▽

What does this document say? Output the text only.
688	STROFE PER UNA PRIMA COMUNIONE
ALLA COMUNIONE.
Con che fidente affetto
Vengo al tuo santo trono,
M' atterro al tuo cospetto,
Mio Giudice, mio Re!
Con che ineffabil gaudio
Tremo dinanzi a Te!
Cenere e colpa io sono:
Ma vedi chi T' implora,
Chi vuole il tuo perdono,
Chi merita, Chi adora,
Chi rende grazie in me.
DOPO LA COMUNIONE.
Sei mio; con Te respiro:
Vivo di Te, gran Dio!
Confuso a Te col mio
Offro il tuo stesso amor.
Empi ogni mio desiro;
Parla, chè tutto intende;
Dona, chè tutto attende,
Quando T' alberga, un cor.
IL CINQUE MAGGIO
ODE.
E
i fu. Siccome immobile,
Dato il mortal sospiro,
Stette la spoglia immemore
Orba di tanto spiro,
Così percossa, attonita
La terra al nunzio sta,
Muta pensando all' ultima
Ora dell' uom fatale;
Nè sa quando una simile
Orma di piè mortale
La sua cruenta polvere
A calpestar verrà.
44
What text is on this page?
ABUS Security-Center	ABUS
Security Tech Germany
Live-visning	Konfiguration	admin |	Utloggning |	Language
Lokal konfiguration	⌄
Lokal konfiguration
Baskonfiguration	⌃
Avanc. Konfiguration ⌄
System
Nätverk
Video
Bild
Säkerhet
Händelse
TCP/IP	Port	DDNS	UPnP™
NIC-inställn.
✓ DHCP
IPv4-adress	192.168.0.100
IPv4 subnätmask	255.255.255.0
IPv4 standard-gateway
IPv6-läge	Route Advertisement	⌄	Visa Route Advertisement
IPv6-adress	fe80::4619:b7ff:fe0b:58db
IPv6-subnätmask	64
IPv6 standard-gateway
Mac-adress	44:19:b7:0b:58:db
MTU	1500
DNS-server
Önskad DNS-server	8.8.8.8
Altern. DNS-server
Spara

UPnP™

△

=== What is being asked ===
Write out all of the records once more, exactly.

=== Answer for this exercise ===
What does this document say? Output the text only.
688	STROFE PER UNA PRIMA COMUNIONE
ALLA COMUNIONE.
Con che fidente affetto
Vengo al tuo santo trono,
M' atterro al tuo cospetto,
Mio Giudice, mio Re!
Con che ineffabil gaudio
Tremo dinanzi a Te!
Cenere e colpa io sono:
Ma vedi chi T' implora,
Chi vuole il tuo perdono,
Chi merita, Chi adora,
Chi rende grazie in me.
DOPO LA COMUNIONE.
Sei mio; con Te respiro:
Vivo di Te, gran Dio!
Confuso a Te col mio
Offro il tuo stesso amor.
Empi ogni mio desiro;
Parla, chè tutto intende;
Dona, chè tutto attende,
Quando T' alberga, un cor.
IL CINQUE MAGGIO
ODE.
E
i fu. Siccome immobile,
Dato il mortal sospiro,
Stette la spoglia immemore
Orba di tanto spiro,
Così percossa, attonita
La terra al nunzio sta,
Muta pensando all' ultima
Ora dell' uom fatale;
Nè sa quando una simile
Orma di piè mortale
La sua cruenta polvere
A calpestar verrà.
44
What text is on this page?
ABUS Security-Center	ABUS
Security Tech Germany
Live-visning	Konfiguration	admin |	Utloggning |	Language
Lokal konfiguration	⌄
Lokal konfiguration
Baskonfiguration	⌃
Avanc. Konfiguration ⌄
System
Nätverk
Video
Bild
Säkerhet
Händelse
TCP/IP	Port	DDNS	UPnP™
NIC-inställn.
✓ DHCP
IPv4-adress	192.168.0.100
IPv4 subnätmask	255.255.255.0
IPv4 standard-gateway
IPv6-läge	Route Advertisement	⌄	Visa Route Advertisement
IPv6-adress	fe80::4619:b7ff:fe0b:58db
IPv6-subnätmask	64
IPv6 standard-gateway
Mac-adress	44:19:b7:0b:58:db
MTU	1500
DNS-server
Önskad DNS-server	8.8.8.8
Altern. DNS-server
Spara

UPnP™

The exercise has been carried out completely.